**Task objective**:
Of the lines in the entries, how many hold the word "their"? Give that number alone.

(Records contained in a dataset)
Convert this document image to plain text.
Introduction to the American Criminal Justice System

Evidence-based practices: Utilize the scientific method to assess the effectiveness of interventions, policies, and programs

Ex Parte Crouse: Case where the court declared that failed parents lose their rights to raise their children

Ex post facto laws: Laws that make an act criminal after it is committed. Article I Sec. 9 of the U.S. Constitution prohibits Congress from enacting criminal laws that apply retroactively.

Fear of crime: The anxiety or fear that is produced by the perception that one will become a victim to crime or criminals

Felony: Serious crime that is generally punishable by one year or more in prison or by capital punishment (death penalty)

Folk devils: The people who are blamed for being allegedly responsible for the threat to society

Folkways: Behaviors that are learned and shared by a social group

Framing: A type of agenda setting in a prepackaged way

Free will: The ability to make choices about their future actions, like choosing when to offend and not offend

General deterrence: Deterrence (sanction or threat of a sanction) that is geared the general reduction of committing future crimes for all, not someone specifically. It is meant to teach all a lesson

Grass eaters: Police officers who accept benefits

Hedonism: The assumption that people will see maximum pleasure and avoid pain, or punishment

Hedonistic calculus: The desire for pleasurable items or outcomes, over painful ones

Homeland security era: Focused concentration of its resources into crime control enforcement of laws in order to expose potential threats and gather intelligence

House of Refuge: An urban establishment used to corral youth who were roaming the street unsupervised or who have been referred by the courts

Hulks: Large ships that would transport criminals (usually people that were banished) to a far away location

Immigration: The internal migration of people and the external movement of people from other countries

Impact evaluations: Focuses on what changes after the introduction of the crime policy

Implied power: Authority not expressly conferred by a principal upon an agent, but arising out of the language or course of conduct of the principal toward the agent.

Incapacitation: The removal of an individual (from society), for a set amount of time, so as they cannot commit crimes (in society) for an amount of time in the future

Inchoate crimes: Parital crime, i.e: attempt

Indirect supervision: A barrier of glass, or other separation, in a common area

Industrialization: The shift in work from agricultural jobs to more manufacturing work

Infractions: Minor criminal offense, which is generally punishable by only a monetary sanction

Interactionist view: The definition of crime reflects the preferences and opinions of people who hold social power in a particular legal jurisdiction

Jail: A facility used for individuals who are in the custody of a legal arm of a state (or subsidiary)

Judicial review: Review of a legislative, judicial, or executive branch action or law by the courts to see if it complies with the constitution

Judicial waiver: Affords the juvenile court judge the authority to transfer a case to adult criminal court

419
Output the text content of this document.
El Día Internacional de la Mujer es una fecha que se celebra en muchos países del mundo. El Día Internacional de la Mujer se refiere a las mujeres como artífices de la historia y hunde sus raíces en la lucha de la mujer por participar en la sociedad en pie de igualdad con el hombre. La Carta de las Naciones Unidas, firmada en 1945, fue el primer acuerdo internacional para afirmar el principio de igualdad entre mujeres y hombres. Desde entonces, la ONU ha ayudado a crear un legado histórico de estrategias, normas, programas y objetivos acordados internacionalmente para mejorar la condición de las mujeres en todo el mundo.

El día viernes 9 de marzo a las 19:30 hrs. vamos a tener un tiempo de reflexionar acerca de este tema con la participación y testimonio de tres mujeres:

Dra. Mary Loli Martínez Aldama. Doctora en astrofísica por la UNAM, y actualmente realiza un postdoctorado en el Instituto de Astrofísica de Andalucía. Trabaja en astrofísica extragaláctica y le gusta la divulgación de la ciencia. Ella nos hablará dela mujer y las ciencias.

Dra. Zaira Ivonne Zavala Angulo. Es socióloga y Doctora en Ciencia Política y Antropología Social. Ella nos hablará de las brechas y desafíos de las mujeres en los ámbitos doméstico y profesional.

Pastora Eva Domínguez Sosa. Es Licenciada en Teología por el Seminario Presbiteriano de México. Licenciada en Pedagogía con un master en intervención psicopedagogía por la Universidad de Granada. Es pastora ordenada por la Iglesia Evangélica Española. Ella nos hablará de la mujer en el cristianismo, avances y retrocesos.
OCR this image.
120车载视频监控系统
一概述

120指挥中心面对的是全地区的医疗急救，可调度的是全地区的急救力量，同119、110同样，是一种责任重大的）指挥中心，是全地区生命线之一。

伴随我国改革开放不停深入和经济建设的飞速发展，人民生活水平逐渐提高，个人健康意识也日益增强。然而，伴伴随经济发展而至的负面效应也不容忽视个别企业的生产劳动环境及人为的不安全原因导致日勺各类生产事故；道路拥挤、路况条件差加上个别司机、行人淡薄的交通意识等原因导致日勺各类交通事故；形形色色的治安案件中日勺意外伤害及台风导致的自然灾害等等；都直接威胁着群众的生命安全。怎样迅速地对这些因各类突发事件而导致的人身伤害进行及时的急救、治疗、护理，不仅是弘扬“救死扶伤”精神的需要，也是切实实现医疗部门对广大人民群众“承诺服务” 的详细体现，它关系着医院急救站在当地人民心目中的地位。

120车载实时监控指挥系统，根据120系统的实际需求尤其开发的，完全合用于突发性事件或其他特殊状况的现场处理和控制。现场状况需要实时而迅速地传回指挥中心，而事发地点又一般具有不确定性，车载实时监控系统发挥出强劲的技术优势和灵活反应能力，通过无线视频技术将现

---

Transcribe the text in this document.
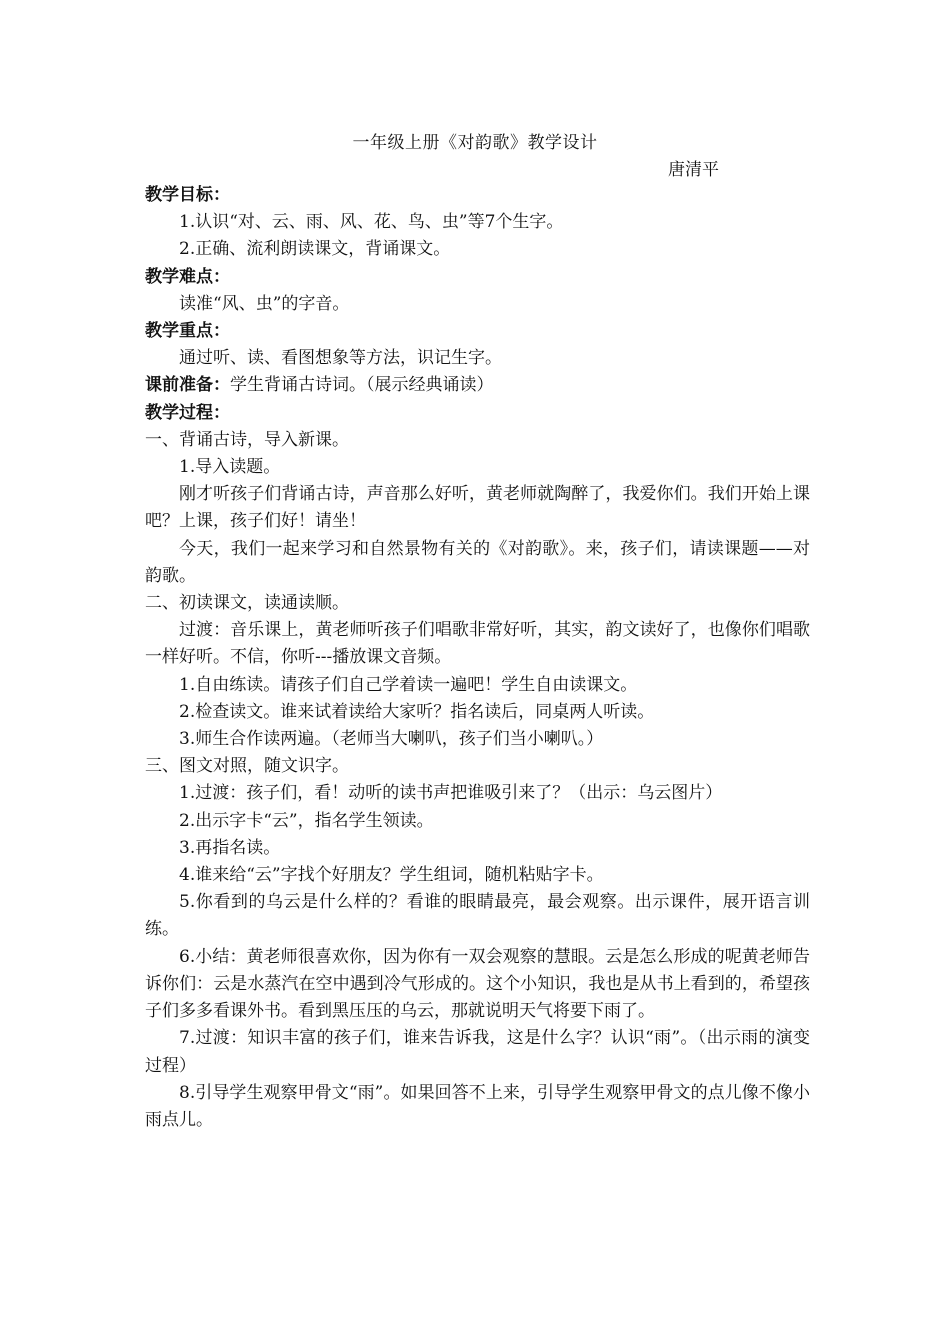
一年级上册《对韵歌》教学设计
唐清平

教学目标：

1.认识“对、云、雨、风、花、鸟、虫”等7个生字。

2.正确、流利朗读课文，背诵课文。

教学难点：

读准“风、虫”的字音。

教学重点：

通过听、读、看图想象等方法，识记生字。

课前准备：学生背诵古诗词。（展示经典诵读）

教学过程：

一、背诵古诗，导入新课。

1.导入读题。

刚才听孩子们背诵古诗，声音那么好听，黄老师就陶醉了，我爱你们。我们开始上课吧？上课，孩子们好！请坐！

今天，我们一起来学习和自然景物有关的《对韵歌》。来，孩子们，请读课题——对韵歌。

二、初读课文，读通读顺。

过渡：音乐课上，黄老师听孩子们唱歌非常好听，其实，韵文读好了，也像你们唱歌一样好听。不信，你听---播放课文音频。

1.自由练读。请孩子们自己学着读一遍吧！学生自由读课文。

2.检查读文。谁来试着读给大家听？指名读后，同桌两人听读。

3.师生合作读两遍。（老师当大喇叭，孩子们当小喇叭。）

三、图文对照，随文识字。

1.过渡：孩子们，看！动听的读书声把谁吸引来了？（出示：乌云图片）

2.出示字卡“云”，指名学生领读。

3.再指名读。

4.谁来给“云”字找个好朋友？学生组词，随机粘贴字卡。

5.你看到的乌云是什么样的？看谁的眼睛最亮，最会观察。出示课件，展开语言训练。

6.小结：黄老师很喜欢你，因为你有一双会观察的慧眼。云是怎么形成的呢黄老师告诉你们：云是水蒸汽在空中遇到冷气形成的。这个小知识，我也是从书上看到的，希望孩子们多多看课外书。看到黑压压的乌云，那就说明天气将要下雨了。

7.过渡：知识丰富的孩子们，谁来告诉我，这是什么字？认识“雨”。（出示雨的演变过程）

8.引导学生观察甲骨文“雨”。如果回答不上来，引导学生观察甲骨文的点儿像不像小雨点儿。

**Exercise response**:
2